Set problem: Extract each line holding the word "Furukawa" from the entries.
———
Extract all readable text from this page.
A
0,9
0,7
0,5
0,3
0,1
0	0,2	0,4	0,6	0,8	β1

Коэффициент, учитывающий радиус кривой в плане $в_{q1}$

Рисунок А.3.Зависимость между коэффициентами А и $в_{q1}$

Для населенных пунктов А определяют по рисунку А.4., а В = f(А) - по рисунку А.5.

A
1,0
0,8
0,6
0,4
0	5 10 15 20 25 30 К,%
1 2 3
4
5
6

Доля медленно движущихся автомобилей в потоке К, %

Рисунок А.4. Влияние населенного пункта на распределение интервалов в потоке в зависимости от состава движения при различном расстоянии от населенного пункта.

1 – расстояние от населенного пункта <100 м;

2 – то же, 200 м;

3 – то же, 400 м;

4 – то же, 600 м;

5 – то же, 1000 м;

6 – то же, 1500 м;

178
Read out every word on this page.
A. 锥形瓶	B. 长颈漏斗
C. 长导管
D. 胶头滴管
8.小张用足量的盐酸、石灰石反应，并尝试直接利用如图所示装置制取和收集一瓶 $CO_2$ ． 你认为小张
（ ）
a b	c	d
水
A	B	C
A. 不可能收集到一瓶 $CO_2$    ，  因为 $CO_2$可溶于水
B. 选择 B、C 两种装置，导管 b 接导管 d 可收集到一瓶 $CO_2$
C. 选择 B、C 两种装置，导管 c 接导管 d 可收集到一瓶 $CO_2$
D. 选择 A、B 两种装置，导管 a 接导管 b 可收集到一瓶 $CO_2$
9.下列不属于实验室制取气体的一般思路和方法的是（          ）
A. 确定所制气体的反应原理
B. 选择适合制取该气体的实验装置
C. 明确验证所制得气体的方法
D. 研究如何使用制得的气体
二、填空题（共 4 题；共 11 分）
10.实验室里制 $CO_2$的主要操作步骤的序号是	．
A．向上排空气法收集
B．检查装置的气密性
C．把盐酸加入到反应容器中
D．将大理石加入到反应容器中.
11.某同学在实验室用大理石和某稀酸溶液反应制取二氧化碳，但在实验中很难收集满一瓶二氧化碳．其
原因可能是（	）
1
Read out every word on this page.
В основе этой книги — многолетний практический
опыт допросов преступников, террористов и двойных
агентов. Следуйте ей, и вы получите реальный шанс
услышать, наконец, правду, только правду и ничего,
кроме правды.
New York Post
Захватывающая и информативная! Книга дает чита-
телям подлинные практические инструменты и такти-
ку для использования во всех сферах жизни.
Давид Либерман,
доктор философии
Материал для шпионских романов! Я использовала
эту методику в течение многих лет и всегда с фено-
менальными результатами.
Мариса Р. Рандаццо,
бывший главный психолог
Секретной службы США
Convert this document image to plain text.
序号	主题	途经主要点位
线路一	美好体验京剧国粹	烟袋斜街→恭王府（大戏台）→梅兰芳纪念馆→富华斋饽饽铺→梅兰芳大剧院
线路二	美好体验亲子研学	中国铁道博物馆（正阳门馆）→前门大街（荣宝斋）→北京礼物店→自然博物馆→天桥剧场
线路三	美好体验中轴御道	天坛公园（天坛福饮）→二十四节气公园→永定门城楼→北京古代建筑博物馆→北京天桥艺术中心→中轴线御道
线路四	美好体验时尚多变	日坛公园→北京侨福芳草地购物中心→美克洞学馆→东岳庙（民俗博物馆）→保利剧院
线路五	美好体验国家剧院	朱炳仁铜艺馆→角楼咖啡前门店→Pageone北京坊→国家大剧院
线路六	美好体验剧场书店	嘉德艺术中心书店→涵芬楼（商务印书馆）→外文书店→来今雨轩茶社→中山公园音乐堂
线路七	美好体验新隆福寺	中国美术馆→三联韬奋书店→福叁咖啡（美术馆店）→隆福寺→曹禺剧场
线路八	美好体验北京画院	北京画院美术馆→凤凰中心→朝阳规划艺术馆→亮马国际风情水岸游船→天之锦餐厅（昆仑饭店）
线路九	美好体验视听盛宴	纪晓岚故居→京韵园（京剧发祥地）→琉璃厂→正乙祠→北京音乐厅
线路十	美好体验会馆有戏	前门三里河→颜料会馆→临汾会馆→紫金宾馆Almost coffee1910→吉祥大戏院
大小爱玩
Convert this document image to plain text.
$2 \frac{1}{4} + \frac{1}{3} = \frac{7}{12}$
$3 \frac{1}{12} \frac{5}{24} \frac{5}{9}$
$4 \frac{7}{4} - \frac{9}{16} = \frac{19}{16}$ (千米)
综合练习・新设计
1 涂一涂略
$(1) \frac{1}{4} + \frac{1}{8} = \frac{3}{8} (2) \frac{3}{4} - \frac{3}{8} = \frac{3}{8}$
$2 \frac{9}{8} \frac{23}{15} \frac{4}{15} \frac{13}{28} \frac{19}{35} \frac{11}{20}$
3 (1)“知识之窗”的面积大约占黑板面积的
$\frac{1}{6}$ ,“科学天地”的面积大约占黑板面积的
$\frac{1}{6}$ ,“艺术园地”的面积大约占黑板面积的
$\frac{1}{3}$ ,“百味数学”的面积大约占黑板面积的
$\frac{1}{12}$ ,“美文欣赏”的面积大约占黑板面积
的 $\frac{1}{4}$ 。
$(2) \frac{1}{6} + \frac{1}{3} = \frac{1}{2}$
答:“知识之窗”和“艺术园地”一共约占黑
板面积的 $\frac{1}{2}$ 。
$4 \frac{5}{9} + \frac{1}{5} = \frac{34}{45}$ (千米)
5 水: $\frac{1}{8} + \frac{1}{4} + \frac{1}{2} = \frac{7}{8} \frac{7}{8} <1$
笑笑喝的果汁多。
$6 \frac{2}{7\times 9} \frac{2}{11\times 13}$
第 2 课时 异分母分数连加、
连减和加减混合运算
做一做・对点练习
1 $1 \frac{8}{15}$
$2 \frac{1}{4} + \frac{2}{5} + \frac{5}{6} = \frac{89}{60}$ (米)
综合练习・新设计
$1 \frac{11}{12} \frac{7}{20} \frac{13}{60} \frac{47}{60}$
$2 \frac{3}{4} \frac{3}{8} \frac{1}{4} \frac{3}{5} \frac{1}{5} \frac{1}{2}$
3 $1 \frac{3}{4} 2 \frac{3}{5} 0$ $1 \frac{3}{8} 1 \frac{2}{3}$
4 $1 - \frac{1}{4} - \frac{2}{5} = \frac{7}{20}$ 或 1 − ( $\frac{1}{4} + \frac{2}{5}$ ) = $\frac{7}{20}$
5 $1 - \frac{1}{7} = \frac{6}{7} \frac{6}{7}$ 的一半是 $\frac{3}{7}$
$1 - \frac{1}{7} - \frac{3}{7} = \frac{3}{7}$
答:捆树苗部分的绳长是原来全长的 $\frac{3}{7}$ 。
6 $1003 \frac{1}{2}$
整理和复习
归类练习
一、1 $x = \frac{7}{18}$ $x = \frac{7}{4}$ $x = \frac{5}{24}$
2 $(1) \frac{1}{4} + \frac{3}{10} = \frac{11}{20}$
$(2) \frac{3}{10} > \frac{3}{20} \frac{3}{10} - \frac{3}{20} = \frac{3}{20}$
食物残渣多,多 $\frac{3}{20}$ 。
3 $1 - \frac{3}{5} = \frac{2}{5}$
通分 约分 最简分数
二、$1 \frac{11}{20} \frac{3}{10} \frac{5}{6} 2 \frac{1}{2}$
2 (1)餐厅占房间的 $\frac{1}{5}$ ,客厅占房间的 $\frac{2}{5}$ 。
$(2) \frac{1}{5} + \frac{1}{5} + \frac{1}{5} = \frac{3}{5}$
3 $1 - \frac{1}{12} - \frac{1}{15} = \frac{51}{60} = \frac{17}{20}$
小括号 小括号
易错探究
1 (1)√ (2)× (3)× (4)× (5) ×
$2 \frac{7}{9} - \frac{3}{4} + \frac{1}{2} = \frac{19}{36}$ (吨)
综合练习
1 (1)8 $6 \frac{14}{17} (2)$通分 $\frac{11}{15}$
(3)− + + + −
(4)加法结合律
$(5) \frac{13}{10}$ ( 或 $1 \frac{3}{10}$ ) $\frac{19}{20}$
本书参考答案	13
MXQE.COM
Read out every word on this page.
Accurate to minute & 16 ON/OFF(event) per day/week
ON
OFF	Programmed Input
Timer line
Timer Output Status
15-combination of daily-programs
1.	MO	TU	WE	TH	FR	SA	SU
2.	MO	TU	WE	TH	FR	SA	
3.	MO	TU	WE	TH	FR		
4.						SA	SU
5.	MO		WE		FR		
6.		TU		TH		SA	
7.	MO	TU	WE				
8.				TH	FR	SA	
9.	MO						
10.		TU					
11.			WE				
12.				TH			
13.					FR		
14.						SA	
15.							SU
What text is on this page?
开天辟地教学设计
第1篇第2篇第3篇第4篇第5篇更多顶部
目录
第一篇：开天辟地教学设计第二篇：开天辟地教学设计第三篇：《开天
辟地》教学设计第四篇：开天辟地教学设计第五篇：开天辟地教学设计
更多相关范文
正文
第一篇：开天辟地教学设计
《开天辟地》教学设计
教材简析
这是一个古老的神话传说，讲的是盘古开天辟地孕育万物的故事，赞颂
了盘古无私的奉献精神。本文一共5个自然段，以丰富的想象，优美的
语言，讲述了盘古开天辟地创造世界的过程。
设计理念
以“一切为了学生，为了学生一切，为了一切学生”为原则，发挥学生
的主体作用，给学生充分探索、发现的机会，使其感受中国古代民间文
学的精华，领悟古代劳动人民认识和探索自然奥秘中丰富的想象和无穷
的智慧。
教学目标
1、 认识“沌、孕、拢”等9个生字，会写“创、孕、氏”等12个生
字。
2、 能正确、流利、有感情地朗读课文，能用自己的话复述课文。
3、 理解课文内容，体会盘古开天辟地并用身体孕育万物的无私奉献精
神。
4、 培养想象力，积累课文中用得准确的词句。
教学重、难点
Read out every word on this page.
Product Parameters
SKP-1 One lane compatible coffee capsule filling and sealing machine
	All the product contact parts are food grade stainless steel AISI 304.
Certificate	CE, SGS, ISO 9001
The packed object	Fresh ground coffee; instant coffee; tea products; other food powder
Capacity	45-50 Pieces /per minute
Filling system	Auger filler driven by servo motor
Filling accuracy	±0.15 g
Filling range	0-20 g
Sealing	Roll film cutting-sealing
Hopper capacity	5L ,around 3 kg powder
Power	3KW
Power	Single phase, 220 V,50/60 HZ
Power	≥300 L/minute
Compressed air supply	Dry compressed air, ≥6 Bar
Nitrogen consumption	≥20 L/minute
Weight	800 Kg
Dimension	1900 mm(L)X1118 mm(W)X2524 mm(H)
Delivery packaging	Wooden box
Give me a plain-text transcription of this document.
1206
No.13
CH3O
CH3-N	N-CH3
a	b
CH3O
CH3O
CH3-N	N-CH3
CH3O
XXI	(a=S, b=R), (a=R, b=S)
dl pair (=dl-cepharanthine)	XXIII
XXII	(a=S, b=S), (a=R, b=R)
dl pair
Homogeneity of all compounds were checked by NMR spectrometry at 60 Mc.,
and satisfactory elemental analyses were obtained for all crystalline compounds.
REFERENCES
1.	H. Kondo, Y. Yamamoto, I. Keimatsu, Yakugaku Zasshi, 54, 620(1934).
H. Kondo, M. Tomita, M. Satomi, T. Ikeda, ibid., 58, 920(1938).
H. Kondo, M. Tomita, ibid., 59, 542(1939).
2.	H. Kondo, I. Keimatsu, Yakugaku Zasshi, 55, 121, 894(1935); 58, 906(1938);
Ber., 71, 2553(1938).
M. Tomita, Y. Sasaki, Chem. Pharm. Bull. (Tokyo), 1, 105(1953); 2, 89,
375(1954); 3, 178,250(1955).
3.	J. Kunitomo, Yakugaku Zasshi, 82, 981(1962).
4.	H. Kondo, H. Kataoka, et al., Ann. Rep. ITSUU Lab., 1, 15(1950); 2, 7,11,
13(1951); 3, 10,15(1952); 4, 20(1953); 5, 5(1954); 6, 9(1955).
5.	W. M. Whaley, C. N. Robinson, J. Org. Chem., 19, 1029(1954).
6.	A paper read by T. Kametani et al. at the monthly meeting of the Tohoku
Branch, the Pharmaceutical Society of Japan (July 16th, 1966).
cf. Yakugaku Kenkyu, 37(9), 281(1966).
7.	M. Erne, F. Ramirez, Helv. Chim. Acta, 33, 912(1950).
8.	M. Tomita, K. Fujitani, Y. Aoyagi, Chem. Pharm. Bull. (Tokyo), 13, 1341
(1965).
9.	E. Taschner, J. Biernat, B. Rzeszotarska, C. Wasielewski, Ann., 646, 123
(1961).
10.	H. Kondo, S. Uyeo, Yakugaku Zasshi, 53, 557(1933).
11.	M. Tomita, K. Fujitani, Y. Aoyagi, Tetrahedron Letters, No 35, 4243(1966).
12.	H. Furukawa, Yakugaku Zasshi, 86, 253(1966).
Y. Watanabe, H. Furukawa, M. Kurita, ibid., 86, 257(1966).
———
Answer to the exercise:
12.	H. Furukawa, Yakugaku Zasshi, 86, 253(1966).
Y. Watanabe, H. Furukawa, M. Kurita, ibid., 86, 257(1966).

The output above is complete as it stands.